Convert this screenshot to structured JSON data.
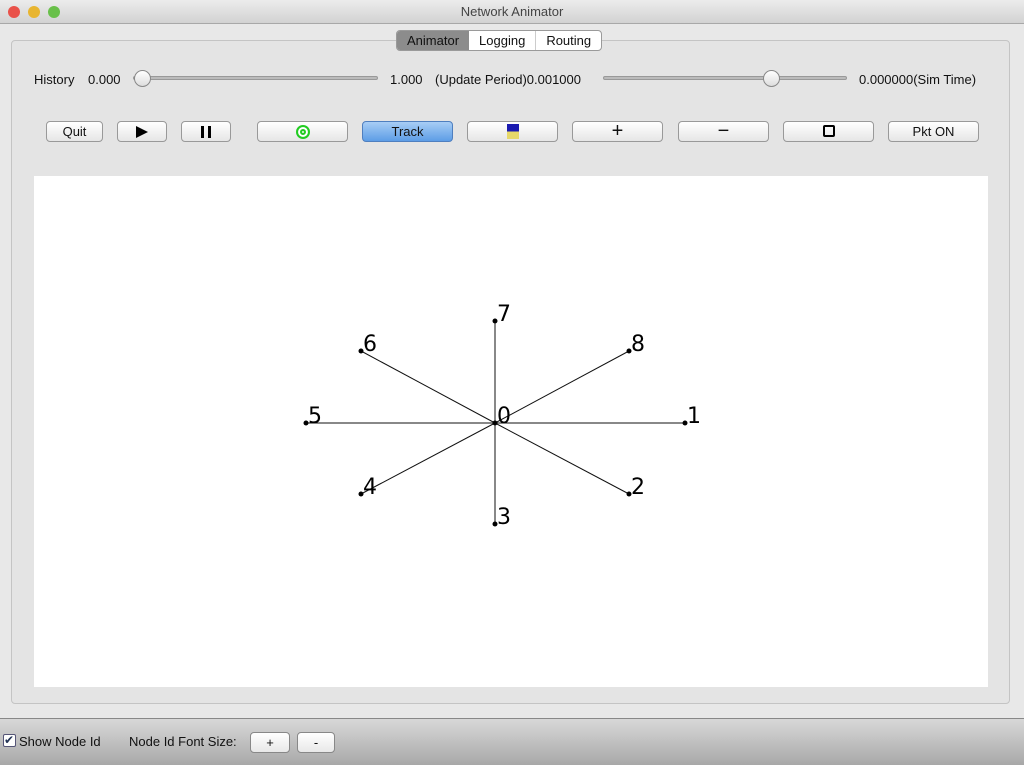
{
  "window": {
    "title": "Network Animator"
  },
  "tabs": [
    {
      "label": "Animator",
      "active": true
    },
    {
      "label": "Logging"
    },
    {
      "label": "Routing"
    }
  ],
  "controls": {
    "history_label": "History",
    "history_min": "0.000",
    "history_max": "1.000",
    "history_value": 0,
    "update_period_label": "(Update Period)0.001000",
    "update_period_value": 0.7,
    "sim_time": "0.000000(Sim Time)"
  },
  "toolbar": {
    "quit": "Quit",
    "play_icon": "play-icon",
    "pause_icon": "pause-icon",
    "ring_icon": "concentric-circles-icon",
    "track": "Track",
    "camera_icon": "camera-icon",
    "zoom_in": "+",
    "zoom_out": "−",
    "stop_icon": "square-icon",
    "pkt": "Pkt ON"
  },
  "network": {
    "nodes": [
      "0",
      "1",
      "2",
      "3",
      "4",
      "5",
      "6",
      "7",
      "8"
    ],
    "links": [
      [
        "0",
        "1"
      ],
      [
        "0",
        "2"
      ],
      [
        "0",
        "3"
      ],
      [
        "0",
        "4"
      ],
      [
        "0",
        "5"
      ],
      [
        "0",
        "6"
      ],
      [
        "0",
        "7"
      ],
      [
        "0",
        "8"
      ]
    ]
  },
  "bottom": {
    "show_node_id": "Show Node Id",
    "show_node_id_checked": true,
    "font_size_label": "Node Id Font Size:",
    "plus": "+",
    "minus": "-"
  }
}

·····

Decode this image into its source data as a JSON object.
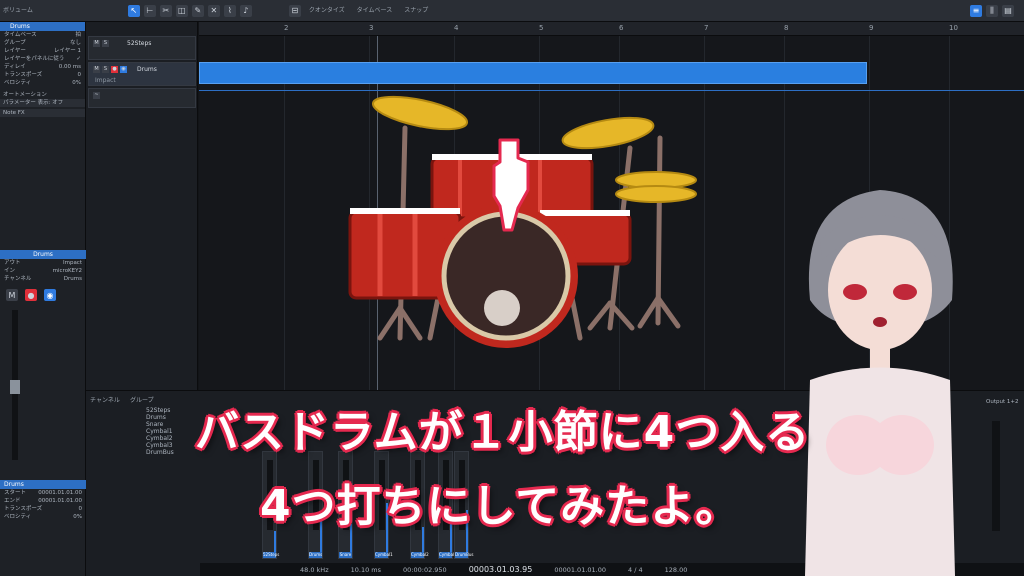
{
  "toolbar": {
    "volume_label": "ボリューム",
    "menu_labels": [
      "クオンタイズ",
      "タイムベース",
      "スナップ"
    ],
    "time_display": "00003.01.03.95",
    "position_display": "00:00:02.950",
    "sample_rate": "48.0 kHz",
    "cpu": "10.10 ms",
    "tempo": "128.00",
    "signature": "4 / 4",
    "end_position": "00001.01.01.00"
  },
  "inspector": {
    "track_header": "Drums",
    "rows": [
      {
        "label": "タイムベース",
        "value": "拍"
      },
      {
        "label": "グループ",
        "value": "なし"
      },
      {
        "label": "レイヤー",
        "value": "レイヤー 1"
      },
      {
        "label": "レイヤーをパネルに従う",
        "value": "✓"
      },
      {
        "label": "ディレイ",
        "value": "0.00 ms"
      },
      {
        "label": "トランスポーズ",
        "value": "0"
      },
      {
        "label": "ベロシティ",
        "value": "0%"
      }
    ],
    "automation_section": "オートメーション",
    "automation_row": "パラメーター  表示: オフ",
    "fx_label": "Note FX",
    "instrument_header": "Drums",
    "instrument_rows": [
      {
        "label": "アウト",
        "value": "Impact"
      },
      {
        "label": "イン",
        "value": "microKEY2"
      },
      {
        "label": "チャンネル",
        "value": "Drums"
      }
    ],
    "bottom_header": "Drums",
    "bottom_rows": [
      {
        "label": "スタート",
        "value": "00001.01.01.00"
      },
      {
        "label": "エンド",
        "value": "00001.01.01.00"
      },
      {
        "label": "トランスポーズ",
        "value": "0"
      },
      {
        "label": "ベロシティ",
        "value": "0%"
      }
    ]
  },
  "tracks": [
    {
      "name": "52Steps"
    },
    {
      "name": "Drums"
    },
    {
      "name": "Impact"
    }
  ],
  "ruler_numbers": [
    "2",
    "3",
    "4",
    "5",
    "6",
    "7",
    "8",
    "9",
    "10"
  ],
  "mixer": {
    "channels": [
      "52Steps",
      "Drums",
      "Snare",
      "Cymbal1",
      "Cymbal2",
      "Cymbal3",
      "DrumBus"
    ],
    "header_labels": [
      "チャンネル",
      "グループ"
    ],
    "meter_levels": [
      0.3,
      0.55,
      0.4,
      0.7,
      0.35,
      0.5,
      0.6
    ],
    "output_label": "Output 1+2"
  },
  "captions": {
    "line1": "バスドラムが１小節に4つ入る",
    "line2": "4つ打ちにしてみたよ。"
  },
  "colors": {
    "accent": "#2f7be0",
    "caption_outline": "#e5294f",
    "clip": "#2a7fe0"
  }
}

·····

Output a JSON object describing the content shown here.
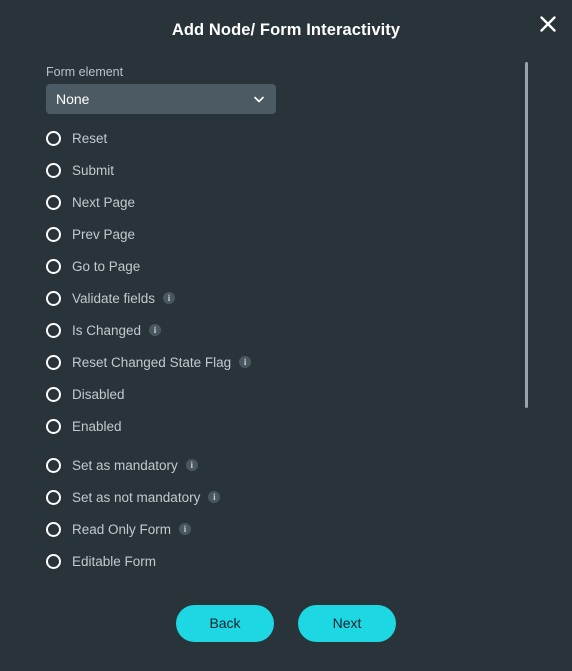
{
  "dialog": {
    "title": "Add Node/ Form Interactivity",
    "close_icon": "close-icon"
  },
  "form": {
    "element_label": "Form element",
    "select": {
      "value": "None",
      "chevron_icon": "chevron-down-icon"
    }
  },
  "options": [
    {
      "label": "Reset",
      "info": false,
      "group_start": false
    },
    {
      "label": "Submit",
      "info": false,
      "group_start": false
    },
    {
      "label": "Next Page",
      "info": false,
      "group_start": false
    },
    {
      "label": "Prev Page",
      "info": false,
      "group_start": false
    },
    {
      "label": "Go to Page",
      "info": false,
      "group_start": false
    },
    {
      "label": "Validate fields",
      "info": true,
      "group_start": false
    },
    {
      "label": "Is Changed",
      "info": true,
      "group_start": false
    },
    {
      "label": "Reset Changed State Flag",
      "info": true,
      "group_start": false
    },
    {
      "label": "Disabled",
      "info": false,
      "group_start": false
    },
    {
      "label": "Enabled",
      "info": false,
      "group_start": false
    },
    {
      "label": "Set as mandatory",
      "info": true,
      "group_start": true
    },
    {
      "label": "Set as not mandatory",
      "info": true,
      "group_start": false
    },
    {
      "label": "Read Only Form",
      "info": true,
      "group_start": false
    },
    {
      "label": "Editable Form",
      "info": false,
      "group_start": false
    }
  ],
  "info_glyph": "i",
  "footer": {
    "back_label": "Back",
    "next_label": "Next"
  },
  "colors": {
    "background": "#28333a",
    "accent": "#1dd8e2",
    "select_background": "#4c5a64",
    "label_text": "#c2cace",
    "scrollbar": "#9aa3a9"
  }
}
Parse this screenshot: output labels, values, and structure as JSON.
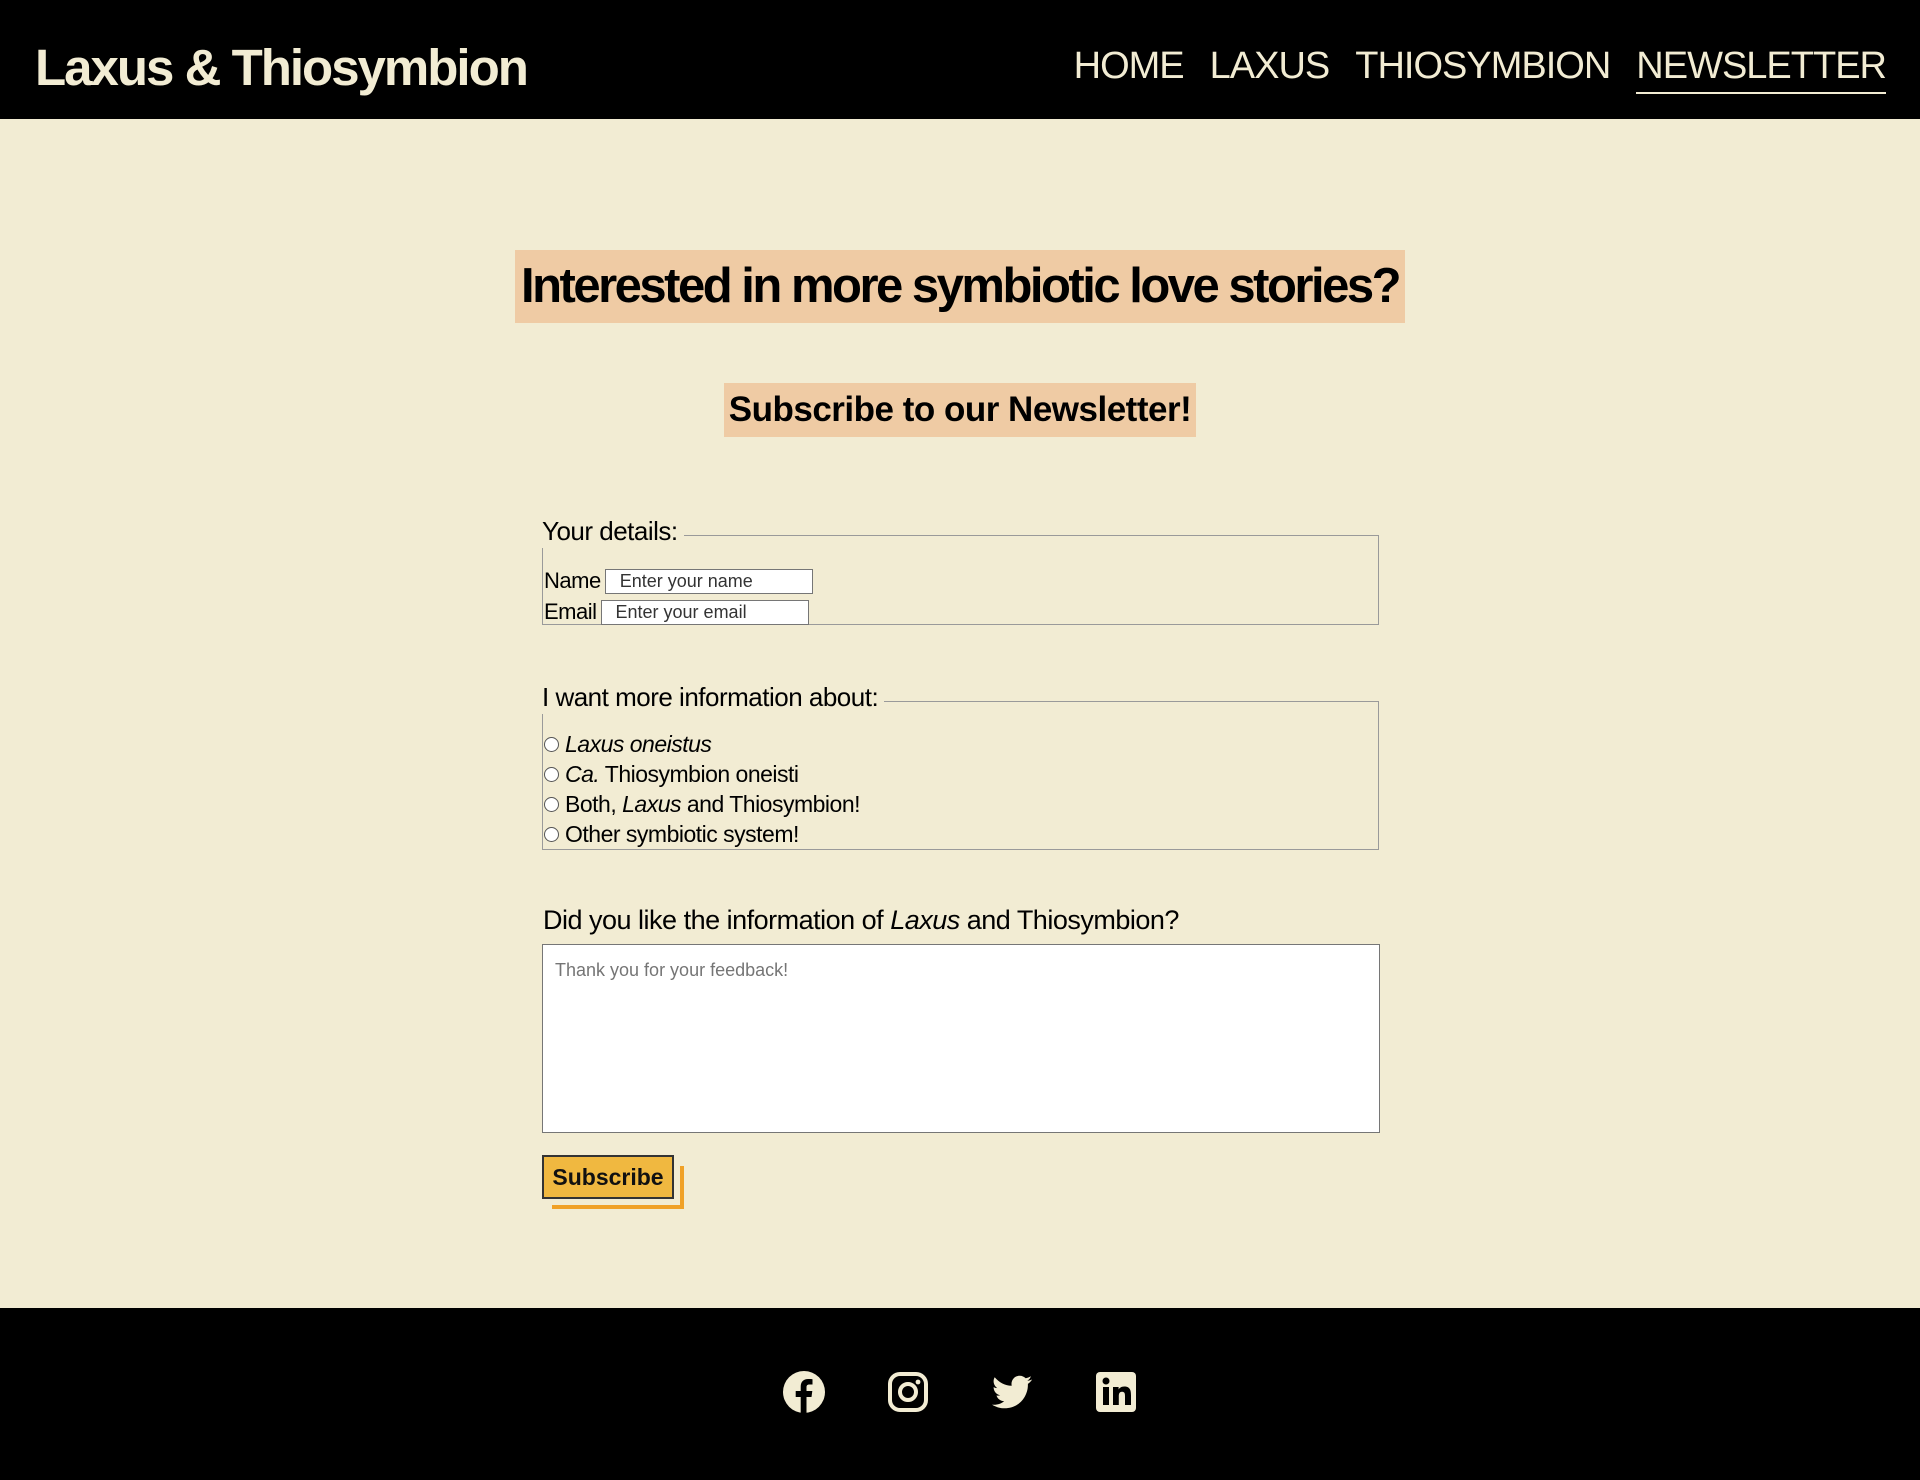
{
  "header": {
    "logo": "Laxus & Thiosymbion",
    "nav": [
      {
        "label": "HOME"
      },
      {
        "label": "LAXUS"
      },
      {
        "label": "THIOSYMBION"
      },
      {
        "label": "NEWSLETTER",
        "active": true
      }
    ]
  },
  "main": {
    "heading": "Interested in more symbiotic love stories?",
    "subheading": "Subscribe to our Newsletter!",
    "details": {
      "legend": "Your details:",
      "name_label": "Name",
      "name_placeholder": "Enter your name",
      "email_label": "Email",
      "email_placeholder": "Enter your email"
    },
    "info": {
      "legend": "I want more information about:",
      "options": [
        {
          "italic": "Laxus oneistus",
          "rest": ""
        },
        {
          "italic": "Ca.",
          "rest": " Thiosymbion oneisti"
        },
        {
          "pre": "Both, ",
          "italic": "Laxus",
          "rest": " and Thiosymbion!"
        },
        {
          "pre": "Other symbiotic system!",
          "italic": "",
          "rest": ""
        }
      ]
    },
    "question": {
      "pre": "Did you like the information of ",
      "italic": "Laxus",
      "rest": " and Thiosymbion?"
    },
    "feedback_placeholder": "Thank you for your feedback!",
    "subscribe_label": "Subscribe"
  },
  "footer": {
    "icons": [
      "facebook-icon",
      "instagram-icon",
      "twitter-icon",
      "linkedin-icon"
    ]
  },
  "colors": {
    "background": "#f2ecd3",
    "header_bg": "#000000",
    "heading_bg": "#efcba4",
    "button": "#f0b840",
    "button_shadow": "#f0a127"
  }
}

·····

● TASK BRIEF
Looking at the listing above, count the lines that contain "symbiotic" and give nothing but the number.

● THE ANSWER
2